◆ WRITTEN TASK:
In the listing below, locate the lines bearing the word "title". Copy every one of them.

◆ THE DATA:
= = = =
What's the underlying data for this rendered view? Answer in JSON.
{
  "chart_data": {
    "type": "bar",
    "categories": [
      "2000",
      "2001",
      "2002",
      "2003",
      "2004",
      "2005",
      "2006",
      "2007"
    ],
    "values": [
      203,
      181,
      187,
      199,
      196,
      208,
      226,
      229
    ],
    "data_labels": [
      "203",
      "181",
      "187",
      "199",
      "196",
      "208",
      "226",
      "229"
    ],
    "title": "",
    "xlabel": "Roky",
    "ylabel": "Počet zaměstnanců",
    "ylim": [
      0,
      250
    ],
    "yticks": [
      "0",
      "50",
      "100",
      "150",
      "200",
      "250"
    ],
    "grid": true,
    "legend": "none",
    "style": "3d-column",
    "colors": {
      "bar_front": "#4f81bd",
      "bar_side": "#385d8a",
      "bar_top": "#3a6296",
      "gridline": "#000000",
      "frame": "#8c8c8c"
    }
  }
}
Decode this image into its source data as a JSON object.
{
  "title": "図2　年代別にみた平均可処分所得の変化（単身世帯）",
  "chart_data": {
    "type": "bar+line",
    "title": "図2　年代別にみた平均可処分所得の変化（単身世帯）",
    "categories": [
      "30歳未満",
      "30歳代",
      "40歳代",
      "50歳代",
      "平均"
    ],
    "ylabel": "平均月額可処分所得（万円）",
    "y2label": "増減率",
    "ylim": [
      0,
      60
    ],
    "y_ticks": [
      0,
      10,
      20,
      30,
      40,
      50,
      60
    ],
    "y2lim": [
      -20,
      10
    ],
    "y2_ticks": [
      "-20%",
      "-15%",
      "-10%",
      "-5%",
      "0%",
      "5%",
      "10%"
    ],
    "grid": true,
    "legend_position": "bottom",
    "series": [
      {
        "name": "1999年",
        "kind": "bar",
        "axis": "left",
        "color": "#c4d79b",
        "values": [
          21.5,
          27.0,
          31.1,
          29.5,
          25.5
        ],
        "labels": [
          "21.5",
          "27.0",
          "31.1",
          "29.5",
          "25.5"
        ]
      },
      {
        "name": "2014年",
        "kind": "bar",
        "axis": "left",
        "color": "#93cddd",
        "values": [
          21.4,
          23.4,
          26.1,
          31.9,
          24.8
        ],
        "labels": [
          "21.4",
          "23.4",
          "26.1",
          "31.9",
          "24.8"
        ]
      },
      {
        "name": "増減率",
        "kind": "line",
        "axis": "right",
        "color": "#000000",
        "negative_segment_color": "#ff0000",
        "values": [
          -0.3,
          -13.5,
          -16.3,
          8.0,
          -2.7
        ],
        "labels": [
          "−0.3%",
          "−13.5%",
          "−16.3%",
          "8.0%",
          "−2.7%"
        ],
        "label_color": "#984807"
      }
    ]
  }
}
= = = =
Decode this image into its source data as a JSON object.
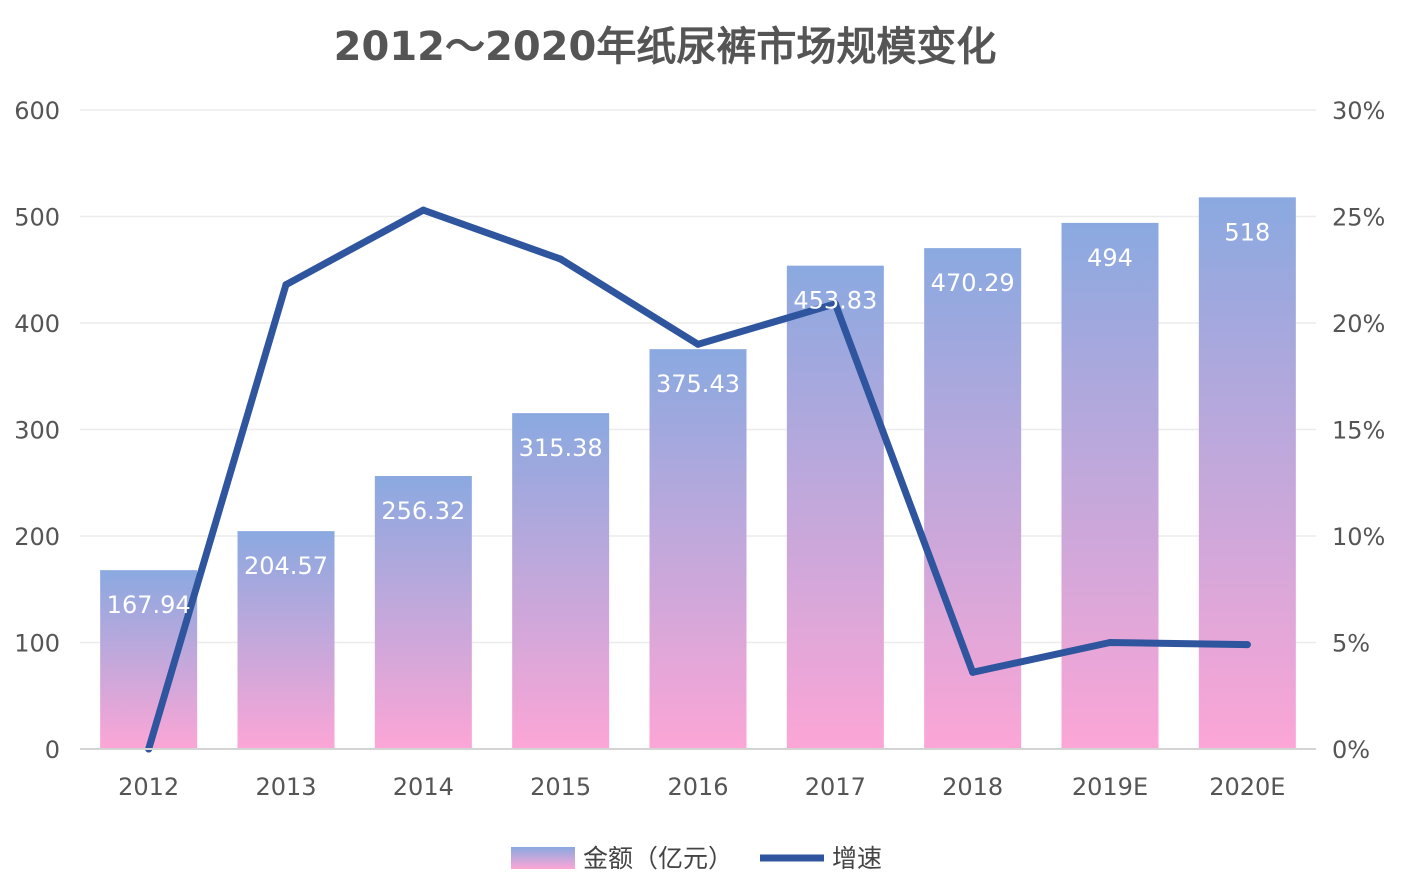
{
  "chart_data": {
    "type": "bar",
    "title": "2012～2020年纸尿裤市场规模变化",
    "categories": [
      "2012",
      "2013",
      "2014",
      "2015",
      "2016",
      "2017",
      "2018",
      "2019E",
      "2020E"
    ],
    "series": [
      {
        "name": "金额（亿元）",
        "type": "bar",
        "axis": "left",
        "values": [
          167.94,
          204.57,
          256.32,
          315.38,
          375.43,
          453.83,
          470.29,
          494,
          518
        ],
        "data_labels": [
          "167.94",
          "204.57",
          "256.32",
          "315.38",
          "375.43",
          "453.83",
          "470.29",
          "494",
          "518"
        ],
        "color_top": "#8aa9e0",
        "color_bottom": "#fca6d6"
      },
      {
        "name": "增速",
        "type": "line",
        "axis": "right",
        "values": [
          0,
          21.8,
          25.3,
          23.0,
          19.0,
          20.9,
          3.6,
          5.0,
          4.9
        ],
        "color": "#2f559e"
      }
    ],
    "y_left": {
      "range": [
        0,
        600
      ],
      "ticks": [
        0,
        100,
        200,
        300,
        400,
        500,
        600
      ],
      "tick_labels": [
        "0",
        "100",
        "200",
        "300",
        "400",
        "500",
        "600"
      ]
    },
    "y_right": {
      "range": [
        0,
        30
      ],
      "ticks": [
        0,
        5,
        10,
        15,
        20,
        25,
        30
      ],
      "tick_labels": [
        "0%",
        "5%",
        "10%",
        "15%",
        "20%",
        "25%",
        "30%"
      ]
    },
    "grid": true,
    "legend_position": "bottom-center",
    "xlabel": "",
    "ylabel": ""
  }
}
= = = =
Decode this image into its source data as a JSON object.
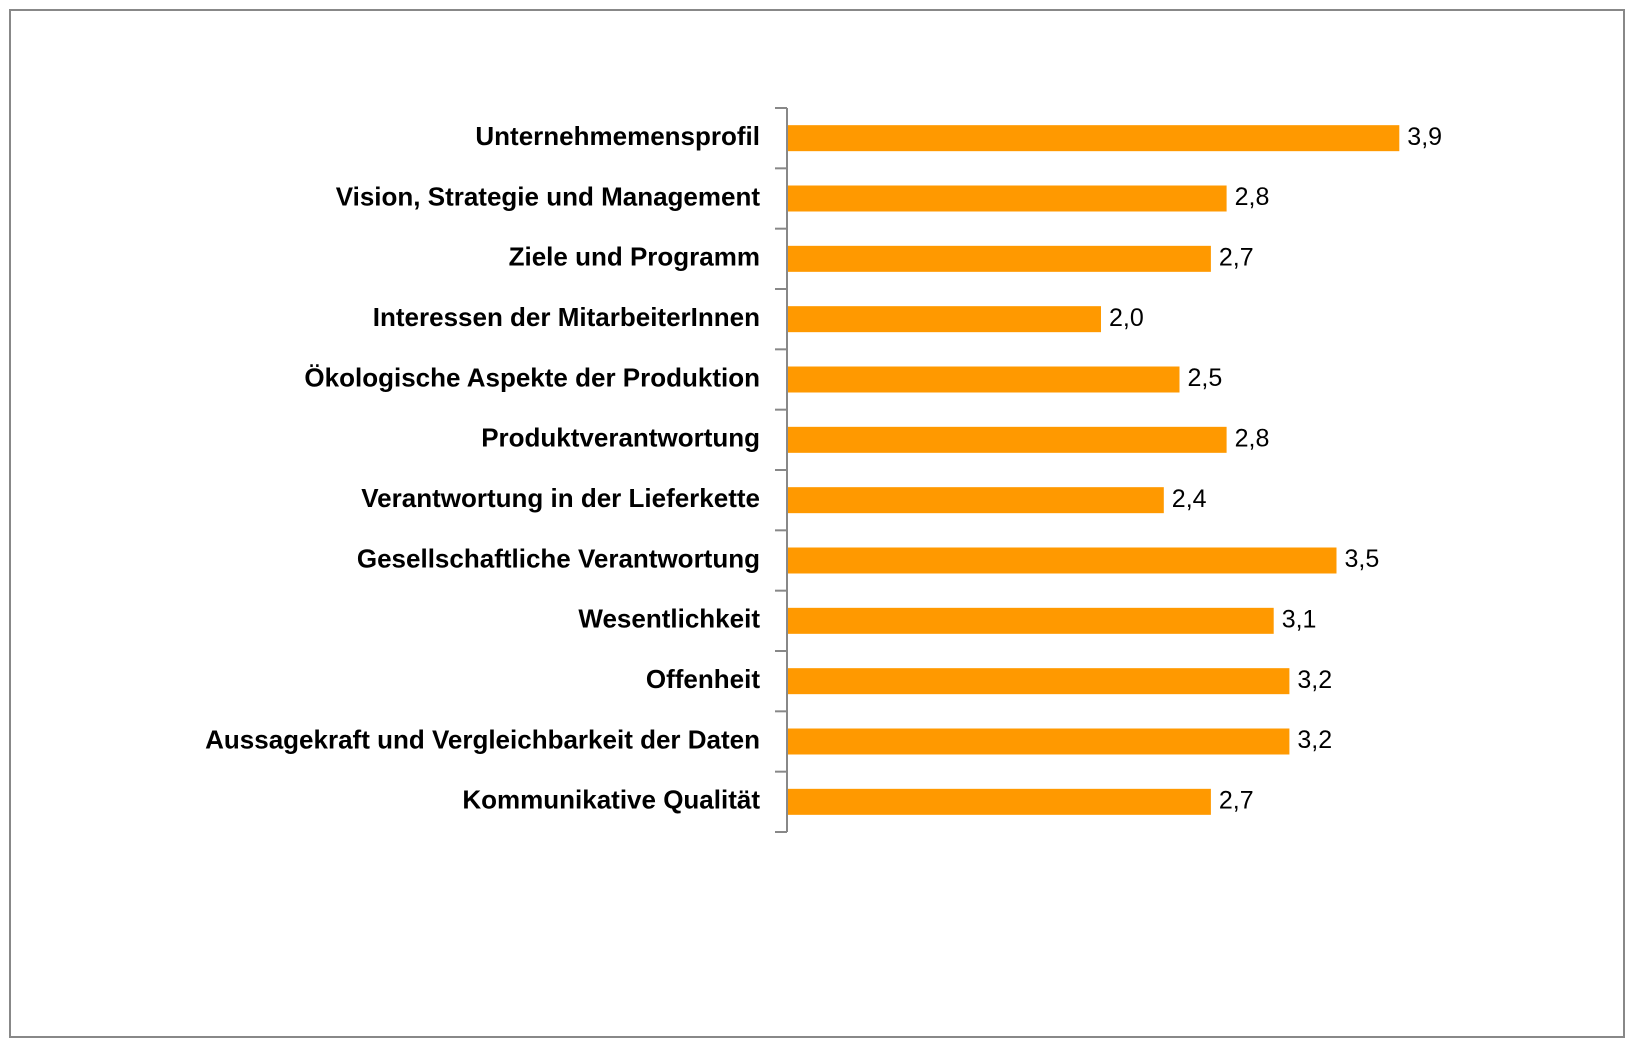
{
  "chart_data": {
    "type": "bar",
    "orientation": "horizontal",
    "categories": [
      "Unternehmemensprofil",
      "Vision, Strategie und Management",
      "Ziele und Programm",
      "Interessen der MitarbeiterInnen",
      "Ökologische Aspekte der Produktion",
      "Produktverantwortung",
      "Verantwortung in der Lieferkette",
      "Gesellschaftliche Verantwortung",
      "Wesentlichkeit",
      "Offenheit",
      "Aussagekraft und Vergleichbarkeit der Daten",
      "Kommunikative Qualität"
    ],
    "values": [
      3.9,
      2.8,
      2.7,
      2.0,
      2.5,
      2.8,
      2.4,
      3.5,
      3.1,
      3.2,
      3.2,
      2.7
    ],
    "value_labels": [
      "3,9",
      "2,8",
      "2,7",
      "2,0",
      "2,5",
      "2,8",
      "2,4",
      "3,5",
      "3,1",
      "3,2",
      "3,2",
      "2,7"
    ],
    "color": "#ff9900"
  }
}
= = = =
◆ WRITTEN RESPONSE:
    "title": "",
  "title": "図2　年代別にみた平均可処分所得の変化（単身世帯）",
    "title": "図2　年代別にみた平均可処分所得の変化（単身世帯）",
    "title": "2012～2020年纸尿裤市场规模变化",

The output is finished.